What is needed: Locate the string "프로그램은" in the records below. Copy every line where it occurs.

☆ ☆ ☆ ☆

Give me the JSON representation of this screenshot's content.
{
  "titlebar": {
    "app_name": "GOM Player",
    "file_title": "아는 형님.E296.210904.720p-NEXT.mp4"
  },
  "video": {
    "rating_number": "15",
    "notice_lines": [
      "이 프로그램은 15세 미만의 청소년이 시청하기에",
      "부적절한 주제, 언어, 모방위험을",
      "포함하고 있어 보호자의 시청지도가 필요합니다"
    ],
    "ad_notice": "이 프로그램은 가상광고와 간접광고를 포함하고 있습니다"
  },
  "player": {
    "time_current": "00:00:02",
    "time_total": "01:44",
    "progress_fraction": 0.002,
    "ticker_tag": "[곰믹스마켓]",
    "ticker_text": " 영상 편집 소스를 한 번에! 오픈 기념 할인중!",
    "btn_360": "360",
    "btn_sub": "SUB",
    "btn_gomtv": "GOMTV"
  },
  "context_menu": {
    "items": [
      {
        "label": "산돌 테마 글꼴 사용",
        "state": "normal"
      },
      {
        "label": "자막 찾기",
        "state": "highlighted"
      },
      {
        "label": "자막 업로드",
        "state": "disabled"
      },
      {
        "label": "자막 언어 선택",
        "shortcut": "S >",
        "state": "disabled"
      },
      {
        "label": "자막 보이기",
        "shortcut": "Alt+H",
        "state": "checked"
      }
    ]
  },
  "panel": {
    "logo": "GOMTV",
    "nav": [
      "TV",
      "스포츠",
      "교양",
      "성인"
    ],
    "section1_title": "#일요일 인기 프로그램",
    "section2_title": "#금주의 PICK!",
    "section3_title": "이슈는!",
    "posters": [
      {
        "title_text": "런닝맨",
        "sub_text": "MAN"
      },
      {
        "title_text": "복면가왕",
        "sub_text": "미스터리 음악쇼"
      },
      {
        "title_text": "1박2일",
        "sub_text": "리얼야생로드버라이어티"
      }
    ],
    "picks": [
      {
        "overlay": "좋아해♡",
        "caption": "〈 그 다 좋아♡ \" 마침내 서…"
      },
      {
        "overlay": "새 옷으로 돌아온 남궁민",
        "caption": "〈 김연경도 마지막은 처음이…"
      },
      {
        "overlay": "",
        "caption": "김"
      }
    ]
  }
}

☆ ☆ ☆ ☆

Answer below:
      "이 프로그램은 15세 미만의 청소년이 시청하기에",
    "ad_notice": "이 프로그램은 가상광고와 간접광고를 포함하고 있습니다"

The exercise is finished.